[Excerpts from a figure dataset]

^^^^^^^^^^^^^^^^

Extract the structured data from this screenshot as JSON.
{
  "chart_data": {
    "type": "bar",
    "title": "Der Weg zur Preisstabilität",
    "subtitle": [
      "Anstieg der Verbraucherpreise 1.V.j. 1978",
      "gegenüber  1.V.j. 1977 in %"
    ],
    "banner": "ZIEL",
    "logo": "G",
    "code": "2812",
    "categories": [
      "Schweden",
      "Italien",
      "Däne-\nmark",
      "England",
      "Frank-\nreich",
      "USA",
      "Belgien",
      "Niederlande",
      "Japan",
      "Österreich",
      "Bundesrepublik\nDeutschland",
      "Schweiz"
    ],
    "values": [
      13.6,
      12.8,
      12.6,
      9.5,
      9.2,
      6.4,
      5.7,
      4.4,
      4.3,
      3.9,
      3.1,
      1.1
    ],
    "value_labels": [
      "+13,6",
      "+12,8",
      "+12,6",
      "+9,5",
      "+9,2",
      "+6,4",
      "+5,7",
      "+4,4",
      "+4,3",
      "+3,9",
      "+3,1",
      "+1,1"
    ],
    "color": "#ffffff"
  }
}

^^^^^^^^^^^^^^^^

* _WRITTEN PROBLEM_
Every record should be repeated exactly; please leave none out.

* _THE RESPONSE_
Extract the structured data from this screenshot as JSON.
{
  "chart_data": {
    "type": "bar",
    "title": "Der Weg zur Preisstabilität",
    "subtitle": [
      "Anstieg der Verbraucherpreise 1.V.j. 1978",
      "gegenüber  1.V.j. 1977 in %"
    ],
    "banner": "ZIEL",
    "logo": "G",
    "code": "2812",
    "categories": [
      "Schweden",
      "Italien",
      "Däne-\nmark",
      "England",
      "Frank-\nreich",
      "USA",
      "Belgien",
      "Niederlande",
      "Japan",
      "Österreich",
      "Bundesrepublik\nDeutschland",
      "Schweiz"
    ],
    "values": [
      13.6,
      12.8,
      12.6,
      9.5,
      9.2,
      6.4,
      5.7,
      4.4,
      4.3,
      3.9,
      3.1,
      1.1
    ],
    "value_labels": [
      "+13,6",
      "+12,8",
      "+12,6",
      "+9,5",
      "+9,2",
      "+6,4",
      "+5,7",
      "+4,4",
      "+4,3",
      "+3,9",
      "+3,1",
      "+1,1"
    ],
    "color": "#ffffff"
  }
}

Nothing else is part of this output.